[Problem requirements]
Extract word for word the lines of the records from the first line through the line with "grade-label: 6.8 — [124, 350, 139, 362]", with both of those lines included.

-- Start --

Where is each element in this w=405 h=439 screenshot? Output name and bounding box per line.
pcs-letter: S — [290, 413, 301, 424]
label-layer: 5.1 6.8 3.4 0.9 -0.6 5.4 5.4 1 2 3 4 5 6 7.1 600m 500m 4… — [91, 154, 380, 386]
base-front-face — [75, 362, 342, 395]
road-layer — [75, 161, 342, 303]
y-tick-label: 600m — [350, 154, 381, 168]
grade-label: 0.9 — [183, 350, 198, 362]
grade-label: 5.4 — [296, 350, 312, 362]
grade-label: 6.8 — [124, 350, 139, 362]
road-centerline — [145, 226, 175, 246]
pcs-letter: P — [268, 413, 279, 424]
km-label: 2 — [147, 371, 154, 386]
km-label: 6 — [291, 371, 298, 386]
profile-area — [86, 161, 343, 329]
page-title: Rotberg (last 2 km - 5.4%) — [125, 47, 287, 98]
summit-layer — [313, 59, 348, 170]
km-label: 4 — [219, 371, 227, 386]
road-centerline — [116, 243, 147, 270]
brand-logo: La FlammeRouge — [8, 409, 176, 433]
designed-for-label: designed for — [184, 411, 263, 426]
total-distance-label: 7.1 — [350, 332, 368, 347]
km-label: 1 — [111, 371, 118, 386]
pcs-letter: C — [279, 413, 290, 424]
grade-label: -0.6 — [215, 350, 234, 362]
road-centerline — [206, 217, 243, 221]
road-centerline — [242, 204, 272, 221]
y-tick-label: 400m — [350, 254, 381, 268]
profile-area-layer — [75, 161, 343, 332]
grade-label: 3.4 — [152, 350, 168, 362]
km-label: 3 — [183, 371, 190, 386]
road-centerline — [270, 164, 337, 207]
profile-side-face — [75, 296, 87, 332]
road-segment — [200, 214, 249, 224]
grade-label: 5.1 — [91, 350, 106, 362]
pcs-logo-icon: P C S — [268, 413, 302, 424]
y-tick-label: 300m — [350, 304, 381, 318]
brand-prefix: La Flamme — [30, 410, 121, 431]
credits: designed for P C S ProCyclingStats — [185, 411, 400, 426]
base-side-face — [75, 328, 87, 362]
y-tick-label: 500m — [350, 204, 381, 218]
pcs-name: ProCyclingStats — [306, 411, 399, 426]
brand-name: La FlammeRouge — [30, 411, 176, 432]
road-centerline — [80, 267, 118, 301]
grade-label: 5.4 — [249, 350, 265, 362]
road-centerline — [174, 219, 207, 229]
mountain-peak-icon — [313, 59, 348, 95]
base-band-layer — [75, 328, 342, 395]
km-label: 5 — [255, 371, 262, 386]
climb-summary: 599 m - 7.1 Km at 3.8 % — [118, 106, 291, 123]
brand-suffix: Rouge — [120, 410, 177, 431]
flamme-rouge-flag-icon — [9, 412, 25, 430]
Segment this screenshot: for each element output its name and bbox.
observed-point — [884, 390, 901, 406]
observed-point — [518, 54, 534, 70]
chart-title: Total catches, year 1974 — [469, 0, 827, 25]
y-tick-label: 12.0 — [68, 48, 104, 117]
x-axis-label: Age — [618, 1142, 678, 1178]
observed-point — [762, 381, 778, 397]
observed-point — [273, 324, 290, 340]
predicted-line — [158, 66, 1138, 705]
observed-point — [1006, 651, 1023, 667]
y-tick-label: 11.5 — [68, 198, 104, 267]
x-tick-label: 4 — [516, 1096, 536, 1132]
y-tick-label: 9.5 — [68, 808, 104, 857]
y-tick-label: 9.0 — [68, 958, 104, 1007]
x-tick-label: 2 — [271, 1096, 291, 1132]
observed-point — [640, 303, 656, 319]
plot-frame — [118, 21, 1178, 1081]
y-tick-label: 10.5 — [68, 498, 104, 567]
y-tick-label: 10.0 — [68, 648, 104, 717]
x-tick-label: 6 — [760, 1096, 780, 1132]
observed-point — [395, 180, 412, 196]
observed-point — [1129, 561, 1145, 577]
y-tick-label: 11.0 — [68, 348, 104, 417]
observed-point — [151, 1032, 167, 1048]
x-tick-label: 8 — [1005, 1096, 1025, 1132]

-- End --

[Response for this exercise]
Where is each element in this w=405 h=439 screenshot? Output name and bounding box per line.
pcs-letter: S — [290, 413, 301, 424]
label-layer: 5.1 6.8 3.4 0.9 -0.6 5.4 5.4 1 2 3 4 5 6 7.1 600m 500m 4… — [91, 154, 380, 386]
base-front-face — [75, 362, 342, 395]
road-layer — [75, 161, 342, 303]
y-tick-label: 600m — [350, 154, 381, 168]
grade-label: 0.9 — [183, 350, 198, 362]
grade-label: 5.4 — [296, 350, 312, 362]
grade-label: 6.8 — [124, 350, 139, 362]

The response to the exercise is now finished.